[WORK TO COMPLETE] Gather each line of the records where "title" appears.

[Part of a data file]

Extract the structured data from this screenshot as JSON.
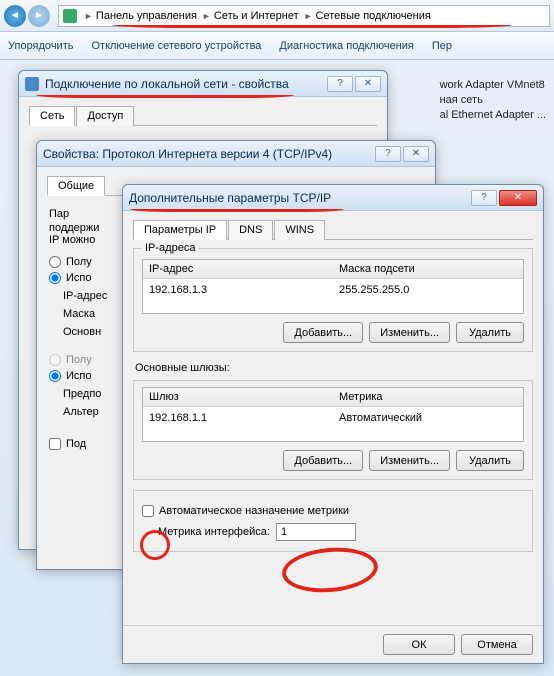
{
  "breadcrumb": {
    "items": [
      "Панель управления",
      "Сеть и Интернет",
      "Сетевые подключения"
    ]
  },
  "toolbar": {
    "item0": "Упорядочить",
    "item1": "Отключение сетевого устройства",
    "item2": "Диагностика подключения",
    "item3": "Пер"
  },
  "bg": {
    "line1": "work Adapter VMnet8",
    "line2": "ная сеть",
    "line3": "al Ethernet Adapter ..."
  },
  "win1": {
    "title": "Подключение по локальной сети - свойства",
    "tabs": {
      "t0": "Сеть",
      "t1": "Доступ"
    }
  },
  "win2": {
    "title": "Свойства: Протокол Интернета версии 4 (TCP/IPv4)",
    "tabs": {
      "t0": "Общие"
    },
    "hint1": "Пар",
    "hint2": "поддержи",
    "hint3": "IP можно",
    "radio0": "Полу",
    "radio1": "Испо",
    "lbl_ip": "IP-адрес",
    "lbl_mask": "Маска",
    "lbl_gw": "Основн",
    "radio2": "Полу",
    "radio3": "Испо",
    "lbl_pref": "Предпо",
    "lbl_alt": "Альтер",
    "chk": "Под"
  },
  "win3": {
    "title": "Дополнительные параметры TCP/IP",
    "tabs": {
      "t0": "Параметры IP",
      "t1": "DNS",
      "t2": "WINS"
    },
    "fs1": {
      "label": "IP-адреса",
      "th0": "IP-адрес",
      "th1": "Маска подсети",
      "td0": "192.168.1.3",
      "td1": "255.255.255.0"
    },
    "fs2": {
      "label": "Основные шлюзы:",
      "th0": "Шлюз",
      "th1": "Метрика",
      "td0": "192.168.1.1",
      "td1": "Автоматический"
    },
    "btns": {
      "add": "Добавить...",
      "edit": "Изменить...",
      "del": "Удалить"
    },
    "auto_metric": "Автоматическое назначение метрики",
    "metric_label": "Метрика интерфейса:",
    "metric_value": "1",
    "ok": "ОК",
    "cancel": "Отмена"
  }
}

[RESPONSE TO THIS EXERCISE]
    "title": "Подключение по локальной сети - свойства",
    "title": "Свойства: Протокол Интернета версии 4 (TCP/IPv4)",
    "title": "Дополнительные параметры TCP/IP",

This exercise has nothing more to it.